[Written task]: Work out the number of lines in the listing that include the string "Композиция". Reply with that number alone.

################

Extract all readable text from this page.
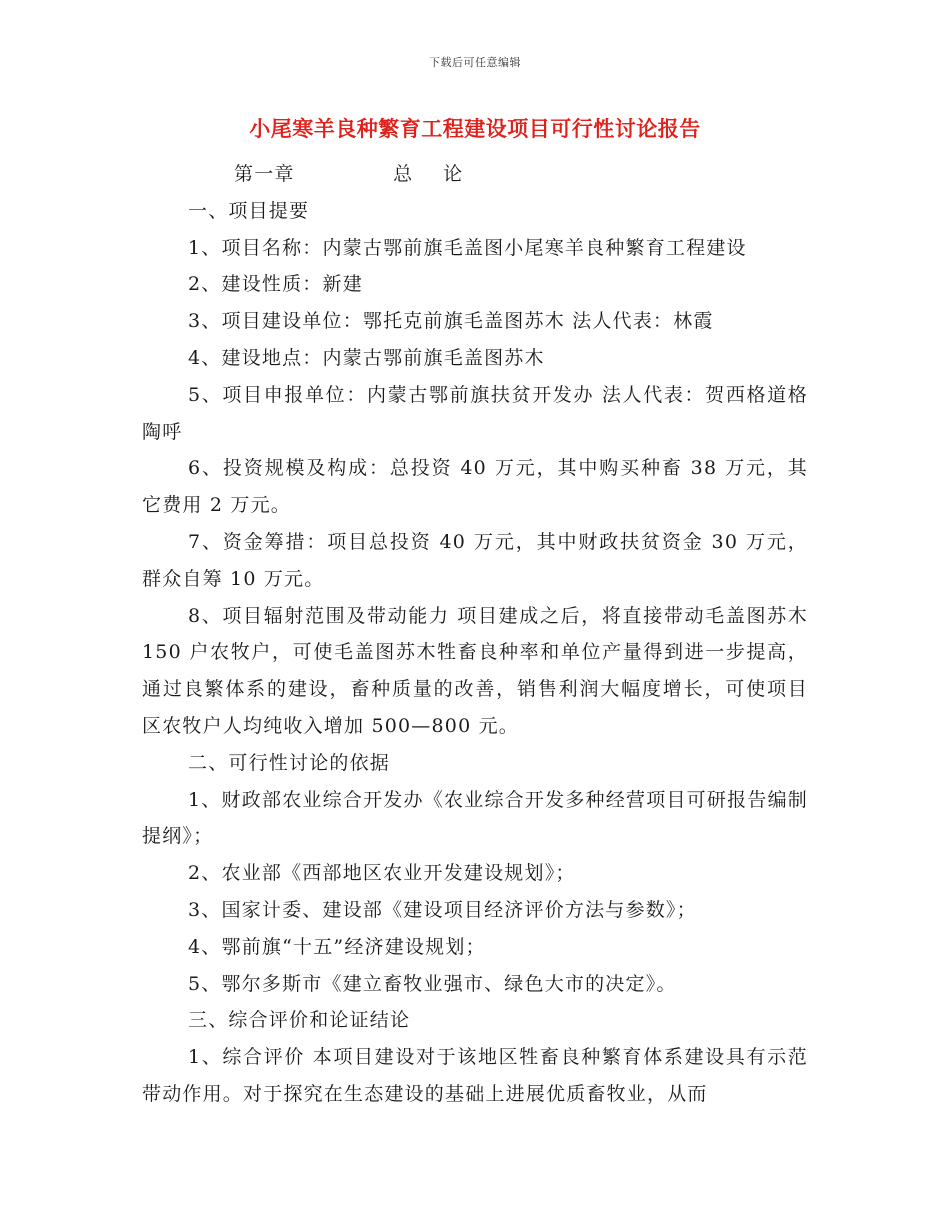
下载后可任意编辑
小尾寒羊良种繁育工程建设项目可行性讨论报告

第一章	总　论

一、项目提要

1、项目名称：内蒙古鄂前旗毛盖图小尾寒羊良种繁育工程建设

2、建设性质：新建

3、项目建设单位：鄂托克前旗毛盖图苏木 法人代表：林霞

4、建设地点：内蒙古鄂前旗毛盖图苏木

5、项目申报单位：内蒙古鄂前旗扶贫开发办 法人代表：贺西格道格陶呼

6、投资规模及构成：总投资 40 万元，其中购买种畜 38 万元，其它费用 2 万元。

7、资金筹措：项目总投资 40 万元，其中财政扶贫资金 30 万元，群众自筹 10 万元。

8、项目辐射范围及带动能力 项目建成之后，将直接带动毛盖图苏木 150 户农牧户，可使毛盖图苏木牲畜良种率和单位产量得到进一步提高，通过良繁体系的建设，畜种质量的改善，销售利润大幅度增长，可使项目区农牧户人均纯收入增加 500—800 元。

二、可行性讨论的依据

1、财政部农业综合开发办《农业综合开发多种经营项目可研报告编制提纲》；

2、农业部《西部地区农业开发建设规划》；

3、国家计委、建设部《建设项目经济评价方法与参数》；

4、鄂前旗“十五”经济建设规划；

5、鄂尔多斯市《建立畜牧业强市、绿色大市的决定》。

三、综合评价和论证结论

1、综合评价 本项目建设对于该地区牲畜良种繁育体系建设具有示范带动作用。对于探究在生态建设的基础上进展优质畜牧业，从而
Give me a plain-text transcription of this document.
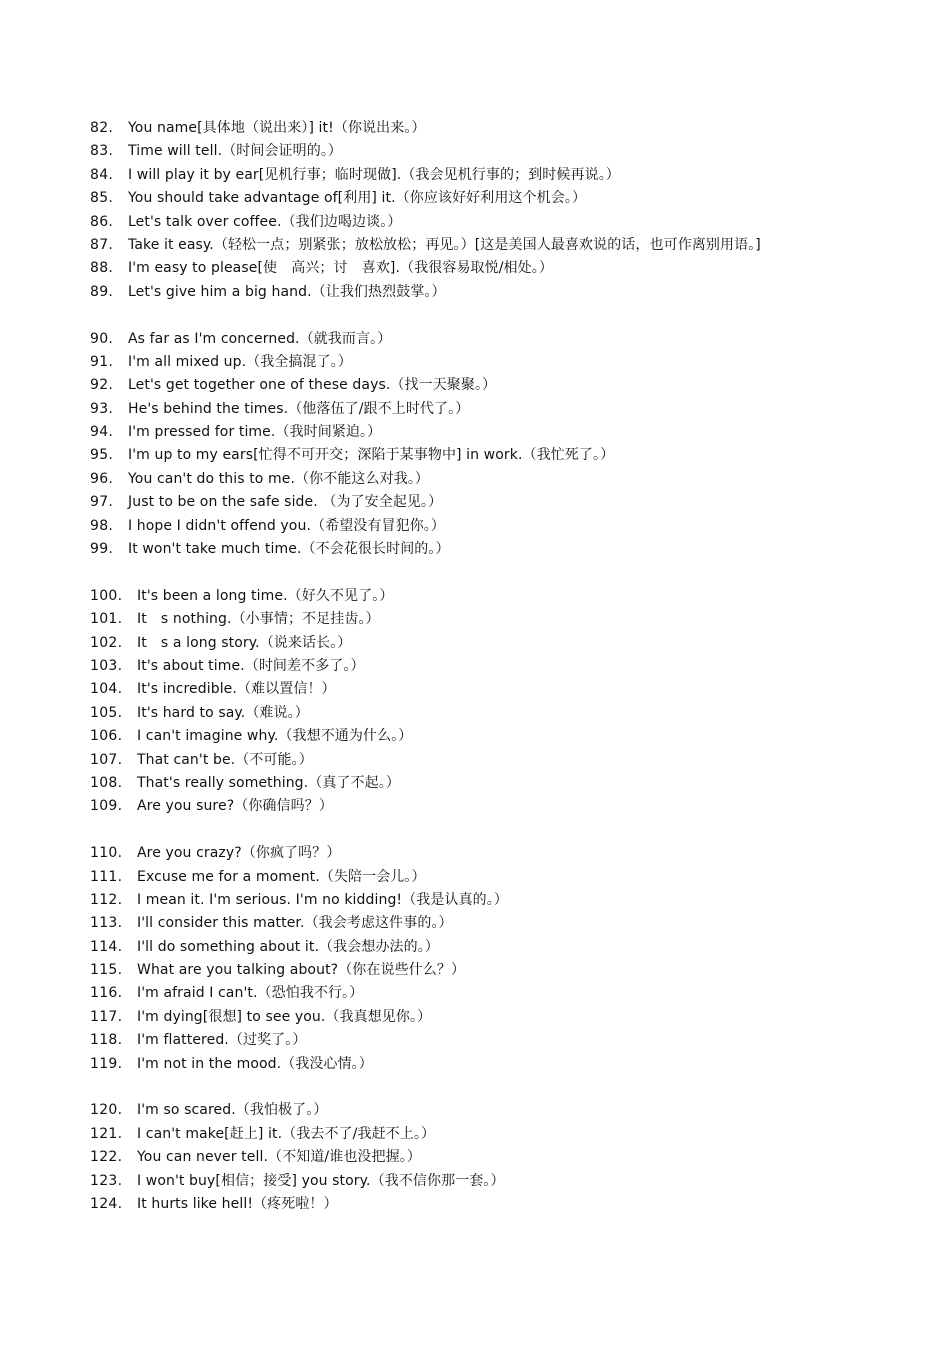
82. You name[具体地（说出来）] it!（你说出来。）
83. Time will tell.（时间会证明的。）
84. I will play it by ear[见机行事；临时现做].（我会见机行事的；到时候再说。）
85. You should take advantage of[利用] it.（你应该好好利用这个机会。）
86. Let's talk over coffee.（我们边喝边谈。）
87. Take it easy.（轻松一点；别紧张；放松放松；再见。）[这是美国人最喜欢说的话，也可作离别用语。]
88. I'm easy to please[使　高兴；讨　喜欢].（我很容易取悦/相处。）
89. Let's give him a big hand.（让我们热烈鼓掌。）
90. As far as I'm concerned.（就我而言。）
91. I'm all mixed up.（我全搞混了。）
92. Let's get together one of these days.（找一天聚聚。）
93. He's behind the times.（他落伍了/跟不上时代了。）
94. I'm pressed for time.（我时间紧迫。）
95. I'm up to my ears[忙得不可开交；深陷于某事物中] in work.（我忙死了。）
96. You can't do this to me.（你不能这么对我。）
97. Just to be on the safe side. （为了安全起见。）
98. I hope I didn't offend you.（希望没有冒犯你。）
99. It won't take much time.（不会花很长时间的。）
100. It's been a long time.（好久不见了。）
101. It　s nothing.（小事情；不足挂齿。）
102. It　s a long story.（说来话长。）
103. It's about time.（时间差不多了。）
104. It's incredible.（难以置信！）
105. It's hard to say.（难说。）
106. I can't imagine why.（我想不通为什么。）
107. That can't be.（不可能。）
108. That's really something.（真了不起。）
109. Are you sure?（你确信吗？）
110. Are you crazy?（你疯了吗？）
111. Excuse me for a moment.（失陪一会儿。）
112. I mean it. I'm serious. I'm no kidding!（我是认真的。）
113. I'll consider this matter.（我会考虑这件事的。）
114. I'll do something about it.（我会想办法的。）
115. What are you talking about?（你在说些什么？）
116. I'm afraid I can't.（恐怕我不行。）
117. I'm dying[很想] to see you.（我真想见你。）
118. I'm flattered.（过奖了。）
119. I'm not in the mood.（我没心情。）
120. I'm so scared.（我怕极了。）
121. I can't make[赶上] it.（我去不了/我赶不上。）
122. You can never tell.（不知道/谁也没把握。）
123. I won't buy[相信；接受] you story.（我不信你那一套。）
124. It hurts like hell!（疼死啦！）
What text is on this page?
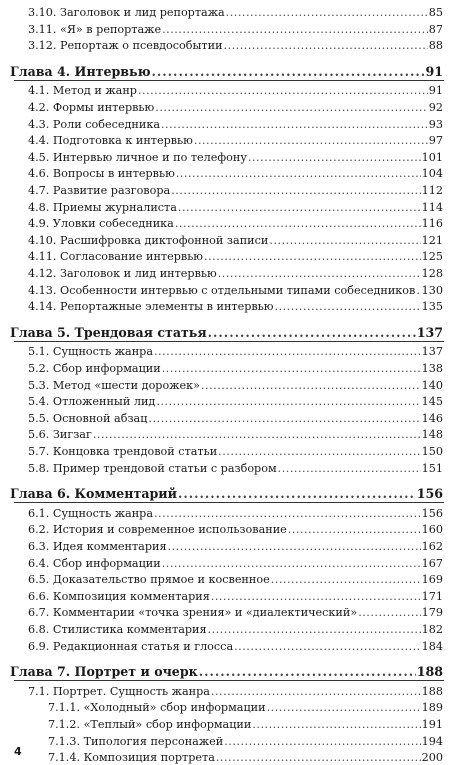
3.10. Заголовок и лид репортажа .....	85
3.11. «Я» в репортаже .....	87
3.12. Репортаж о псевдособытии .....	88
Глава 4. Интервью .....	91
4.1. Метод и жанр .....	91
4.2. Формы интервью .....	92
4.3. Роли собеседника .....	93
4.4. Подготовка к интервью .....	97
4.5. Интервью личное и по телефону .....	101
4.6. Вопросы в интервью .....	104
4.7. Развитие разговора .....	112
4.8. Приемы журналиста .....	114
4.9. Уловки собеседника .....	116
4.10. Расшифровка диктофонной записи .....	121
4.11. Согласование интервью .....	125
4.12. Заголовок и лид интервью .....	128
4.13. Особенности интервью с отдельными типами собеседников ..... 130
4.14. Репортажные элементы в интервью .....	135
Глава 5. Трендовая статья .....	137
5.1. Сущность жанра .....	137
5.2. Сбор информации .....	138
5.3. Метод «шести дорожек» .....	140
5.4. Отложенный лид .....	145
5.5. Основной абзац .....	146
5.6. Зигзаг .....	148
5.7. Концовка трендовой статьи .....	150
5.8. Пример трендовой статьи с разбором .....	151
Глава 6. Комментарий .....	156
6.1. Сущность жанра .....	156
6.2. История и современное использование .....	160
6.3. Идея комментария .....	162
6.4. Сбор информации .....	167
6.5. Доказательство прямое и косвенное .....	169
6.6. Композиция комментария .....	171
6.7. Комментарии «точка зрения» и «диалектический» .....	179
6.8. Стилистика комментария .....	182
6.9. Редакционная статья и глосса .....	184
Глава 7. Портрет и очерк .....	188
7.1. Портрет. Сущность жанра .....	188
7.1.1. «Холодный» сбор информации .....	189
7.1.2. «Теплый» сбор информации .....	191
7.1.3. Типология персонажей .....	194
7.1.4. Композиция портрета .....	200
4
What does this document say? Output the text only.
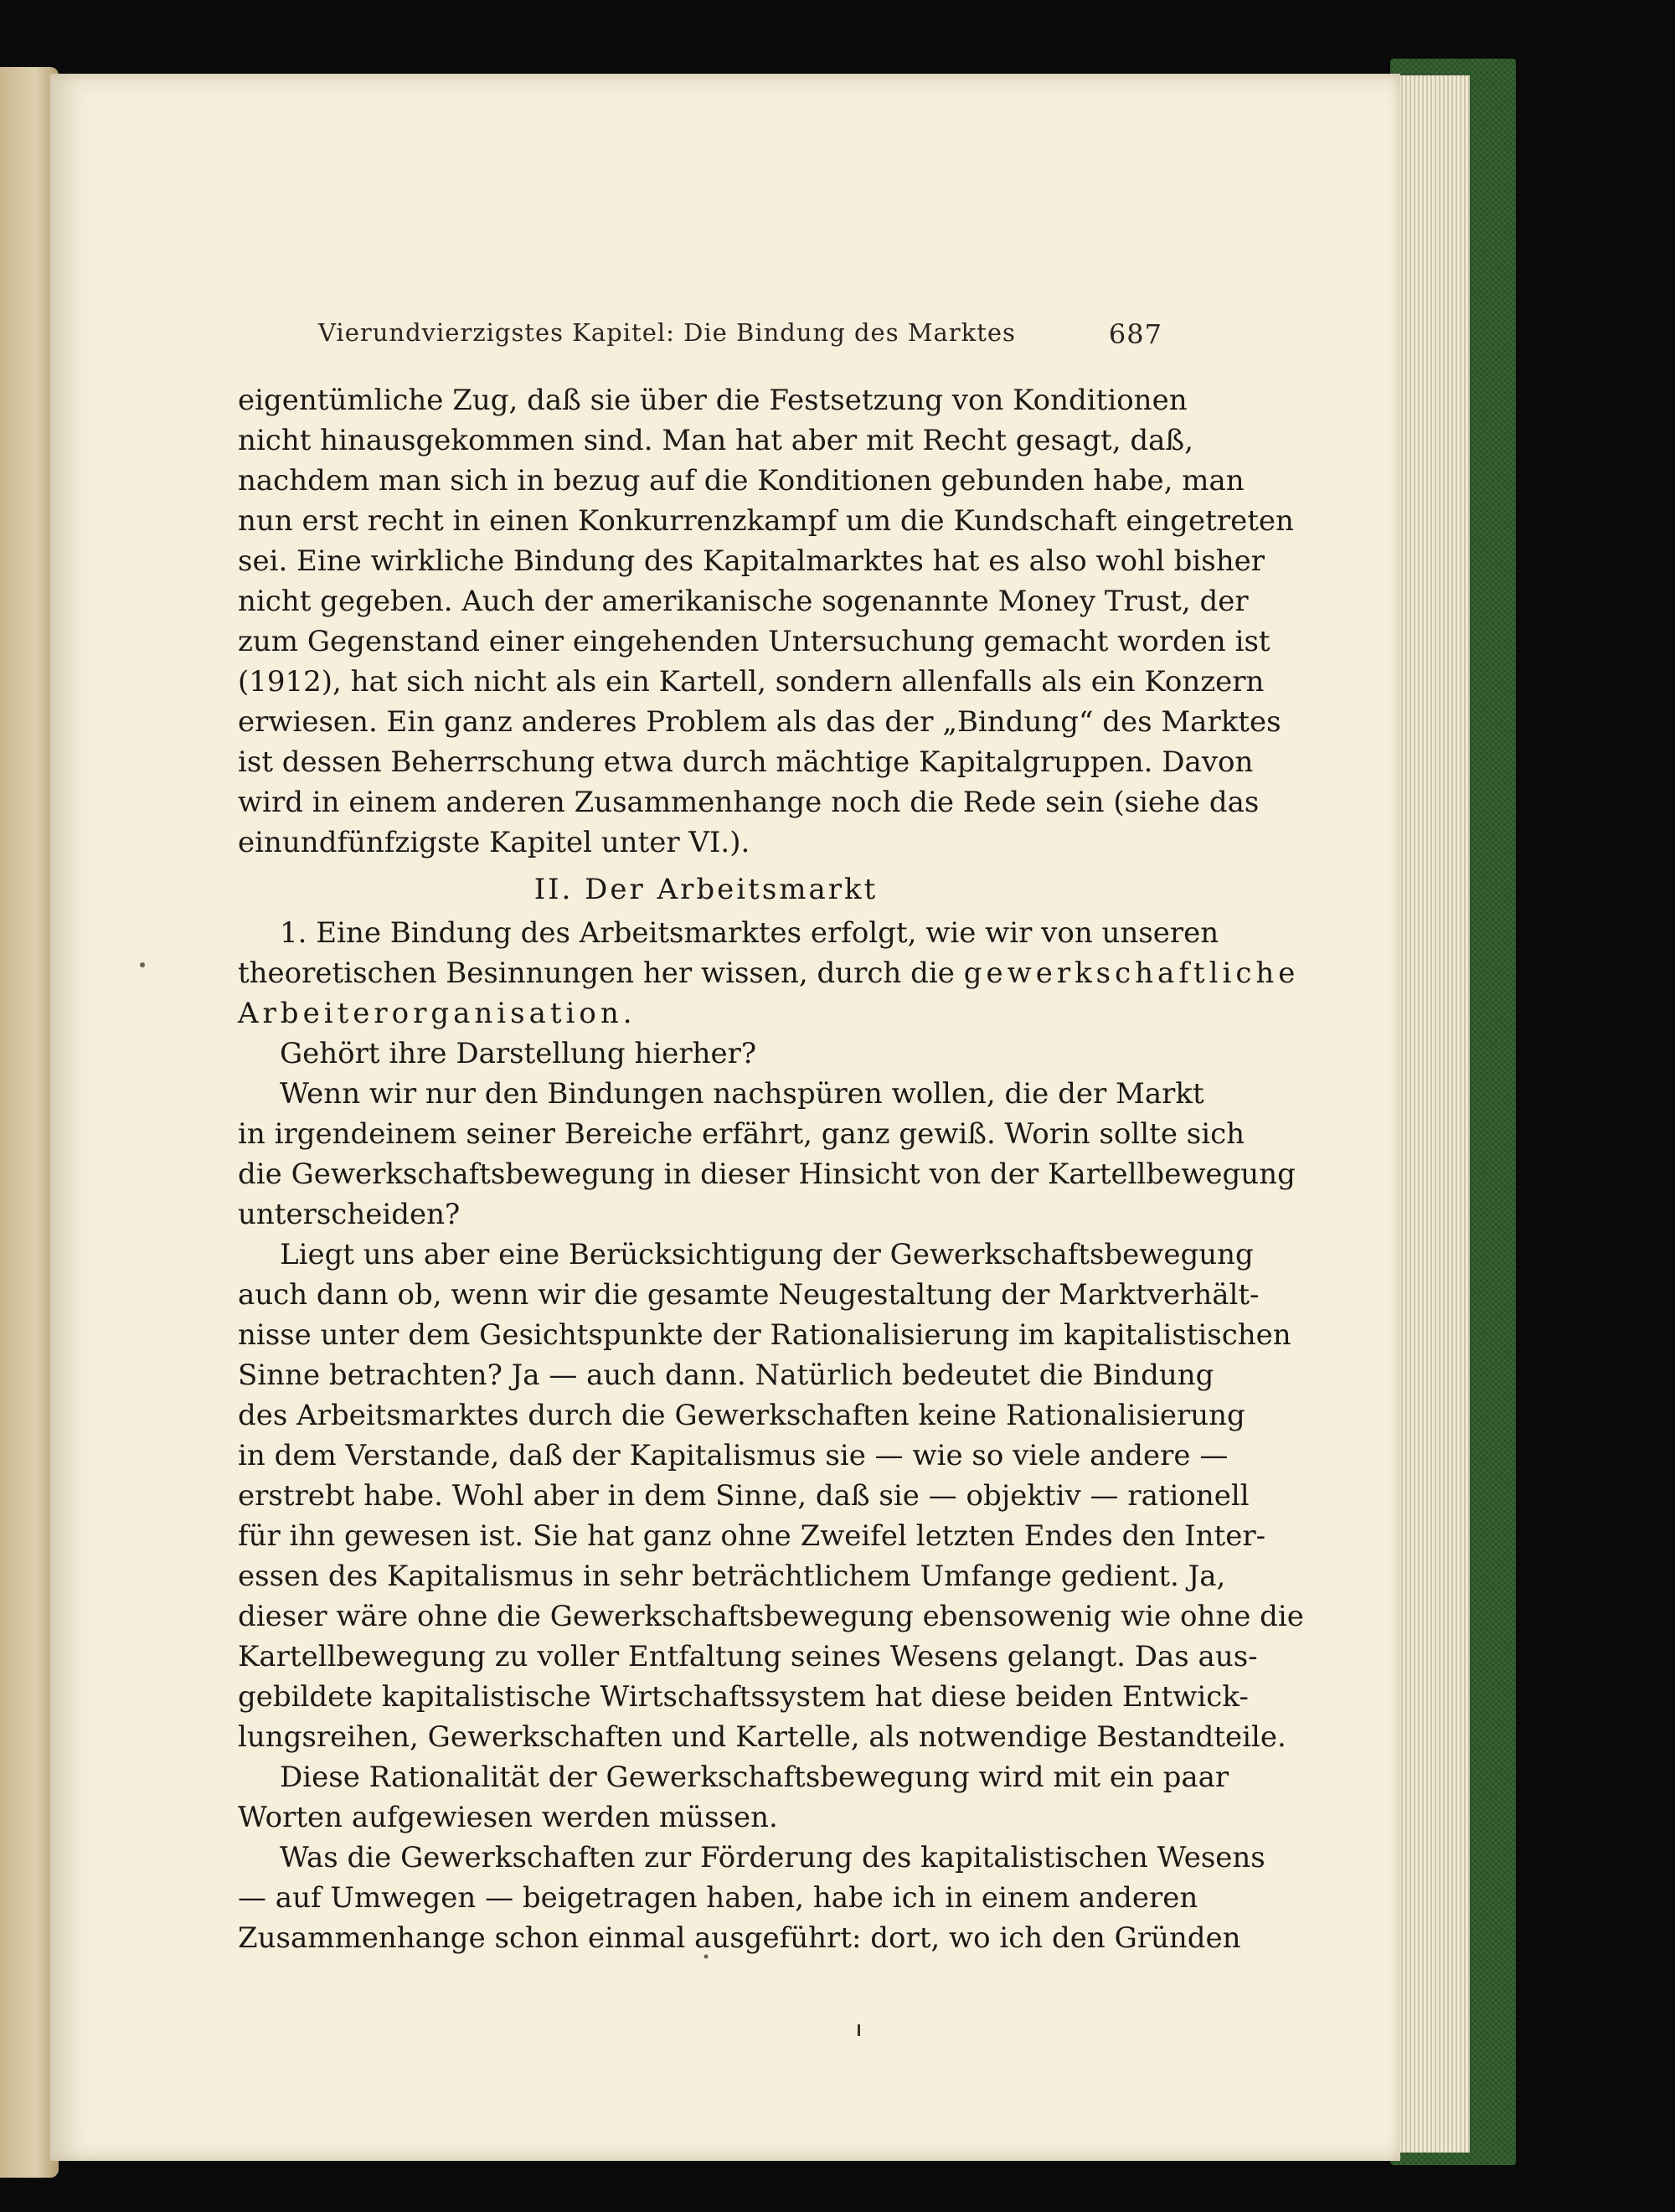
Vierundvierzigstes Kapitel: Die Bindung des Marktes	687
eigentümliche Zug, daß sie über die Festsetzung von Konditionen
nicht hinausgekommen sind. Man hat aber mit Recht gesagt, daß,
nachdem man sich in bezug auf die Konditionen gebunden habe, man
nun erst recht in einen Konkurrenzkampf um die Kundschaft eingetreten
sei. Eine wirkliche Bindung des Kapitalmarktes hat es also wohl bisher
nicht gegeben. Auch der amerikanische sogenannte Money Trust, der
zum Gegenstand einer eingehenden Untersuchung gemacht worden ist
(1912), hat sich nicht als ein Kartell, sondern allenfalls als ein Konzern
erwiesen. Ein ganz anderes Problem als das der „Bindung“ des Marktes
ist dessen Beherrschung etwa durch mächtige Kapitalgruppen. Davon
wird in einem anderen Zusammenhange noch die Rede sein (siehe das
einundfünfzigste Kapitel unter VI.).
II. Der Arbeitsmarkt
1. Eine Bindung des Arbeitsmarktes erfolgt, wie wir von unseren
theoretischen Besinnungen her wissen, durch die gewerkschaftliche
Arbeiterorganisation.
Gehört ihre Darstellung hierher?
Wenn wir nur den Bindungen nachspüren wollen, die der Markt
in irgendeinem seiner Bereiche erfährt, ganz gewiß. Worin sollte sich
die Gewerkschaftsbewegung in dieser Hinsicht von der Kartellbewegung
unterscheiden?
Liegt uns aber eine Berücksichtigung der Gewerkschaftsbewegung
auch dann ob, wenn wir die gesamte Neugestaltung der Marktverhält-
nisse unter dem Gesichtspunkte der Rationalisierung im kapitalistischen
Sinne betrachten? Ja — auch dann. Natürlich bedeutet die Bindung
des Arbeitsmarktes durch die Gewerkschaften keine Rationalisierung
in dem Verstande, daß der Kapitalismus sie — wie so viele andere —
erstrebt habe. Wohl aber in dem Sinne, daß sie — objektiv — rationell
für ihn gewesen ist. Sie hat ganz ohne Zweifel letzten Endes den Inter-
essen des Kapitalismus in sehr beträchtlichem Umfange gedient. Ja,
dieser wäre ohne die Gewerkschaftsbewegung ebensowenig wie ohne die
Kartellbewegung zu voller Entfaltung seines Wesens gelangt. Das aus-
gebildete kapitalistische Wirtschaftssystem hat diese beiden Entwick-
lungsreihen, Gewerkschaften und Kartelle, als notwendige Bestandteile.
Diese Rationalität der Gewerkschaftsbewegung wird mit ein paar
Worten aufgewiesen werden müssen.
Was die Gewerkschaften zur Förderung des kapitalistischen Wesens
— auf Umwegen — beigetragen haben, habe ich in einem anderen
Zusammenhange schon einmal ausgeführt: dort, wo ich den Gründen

################

[The completed task]: 2